— begin Data for this exercise —

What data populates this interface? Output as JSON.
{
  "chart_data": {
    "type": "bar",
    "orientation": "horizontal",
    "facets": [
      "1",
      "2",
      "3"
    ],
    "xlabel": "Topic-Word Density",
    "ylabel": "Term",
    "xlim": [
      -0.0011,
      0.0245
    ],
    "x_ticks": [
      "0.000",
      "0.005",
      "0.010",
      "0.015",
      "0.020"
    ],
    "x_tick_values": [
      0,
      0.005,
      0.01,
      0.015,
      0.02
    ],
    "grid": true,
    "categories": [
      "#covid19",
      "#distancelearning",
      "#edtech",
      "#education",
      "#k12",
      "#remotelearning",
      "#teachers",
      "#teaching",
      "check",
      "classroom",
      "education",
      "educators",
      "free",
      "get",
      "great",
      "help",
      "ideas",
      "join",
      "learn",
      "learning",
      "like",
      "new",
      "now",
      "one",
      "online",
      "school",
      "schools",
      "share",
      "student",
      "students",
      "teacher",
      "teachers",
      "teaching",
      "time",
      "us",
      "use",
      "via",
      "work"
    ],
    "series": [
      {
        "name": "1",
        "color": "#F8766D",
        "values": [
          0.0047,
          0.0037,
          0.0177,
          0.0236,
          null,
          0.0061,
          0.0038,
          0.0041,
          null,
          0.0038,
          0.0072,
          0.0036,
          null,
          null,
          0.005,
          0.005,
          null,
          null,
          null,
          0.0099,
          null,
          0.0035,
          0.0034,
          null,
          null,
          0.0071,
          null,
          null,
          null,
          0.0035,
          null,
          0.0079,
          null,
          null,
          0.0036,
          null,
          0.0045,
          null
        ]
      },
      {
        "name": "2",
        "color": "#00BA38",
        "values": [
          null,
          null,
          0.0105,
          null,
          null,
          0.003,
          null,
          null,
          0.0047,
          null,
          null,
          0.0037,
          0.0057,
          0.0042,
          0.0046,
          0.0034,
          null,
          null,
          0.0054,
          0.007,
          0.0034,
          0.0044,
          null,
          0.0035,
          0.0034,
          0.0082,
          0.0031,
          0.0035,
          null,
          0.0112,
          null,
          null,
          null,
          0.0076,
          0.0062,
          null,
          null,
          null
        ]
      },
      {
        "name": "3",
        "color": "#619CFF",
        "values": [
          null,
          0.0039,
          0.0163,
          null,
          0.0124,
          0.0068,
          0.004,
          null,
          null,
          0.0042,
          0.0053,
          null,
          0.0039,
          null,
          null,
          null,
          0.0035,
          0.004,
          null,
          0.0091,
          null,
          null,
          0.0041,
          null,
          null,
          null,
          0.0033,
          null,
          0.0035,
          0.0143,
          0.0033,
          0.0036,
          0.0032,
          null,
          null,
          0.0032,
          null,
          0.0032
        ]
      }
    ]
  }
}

— end Data for this exercise —

_The problem_:
Repeat each record exactly. Omit nothing.

_Solution to this problem_:
What data populates this interface? Output as JSON.
{
  "chart_data": {
    "type": "bar",
    "orientation": "horizontal",
    "facets": [
      "1",
      "2",
      "3"
    ],
    "xlabel": "Topic-Word Density",
    "ylabel": "Term",
    "xlim": [
      -0.0011,
      0.0245
    ],
    "x_ticks": [
      "0.000",
      "0.005",
      "0.010",
      "0.015",
      "0.020"
    ],
    "x_tick_values": [
      0,
      0.005,
      0.01,
      0.015,
      0.02
    ],
    "grid": true,
    "categories": [
      "#covid19",
      "#distancelearning",
      "#edtech",
      "#education",
      "#k12",
      "#remotelearning",
      "#teachers",
      "#teaching",
      "check",
      "classroom",
      "education",
      "educators",
      "free",
      "get",
      "great",
      "help",
      "ideas",
      "join",
      "learn",
      "learning",
      "like",
      "new",
      "now",
      "one",
      "online",
      "school",
      "schools",
      "share",
      "student",
      "students",
      "teacher",
      "teachers",
      "teaching",
      "time",
      "us",
      "use",
      "via",
      "work"
    ],
    "series": [
      {
        "name": "1",
        "color": "#F8766D",
        "values": [
          0.0047,
          0.0037,
          0.0177,
          0.0236,
          null,
          0.0061,
          0.0038,
          0.0041,
          null,
          0.0038,
          0.0072,
          0.0036,
          null,
          null,
          0.005,
          0.005,
          null,
          null,
          null,
          0.0099,
          null,
          0.0035,
          0.0034,
          null,
          null,
          0.0071,
          null,
          null,
          null,
          0.0035,
          null,
          0.0079,
          null,
          null,
          0.0036,
          null,
          0.0045,
          null
        ]
      },
      {
        "name": "2",
        "color": "#00BA38",
        "values": [
          null,
          null,
          0.0105,
          null,
          null,
          0.003,
          null,
          null,
          0.0047,
          null,
          null,
          0.0037,
          0.0057,
          0.0042,
          0.0046,
          0.0034,
          null,
          null,
          0.0054,
          0.007,
          0.0034,
          0.0044,
          null,
          0.0035,
          0.0034,
          0.0082,
          0.0031,
          0.0035,
          null,
          0.0112,
          null,
          null,
          null,
          0.0076,
          0.0062,
          null,
          null,
          null
        ]
      },
      {
        "name": "3",
        "color": "#619CFF",
        "values": [
          null,
          0.0039,
          0.0163,
          null,
          0.0124,
          0.0068,
          0.004,
          null,
          null,
          0.0042,
          0.0053,
          null,
          0.0039,
          null,
          null,
          null,
          0.0035,
          0.004,
          null,
          0.0091,
          null,
          null,
          0.0041,
          null,
          null,
          null,
          0.0033,
          null,
          0.0035,
          0.0143,
          0.0033,
          0.0036,
          0.0032,
          null,
          null,
          0.0032,
          null,
          0.0032
        ]
      }
    ]
  }
}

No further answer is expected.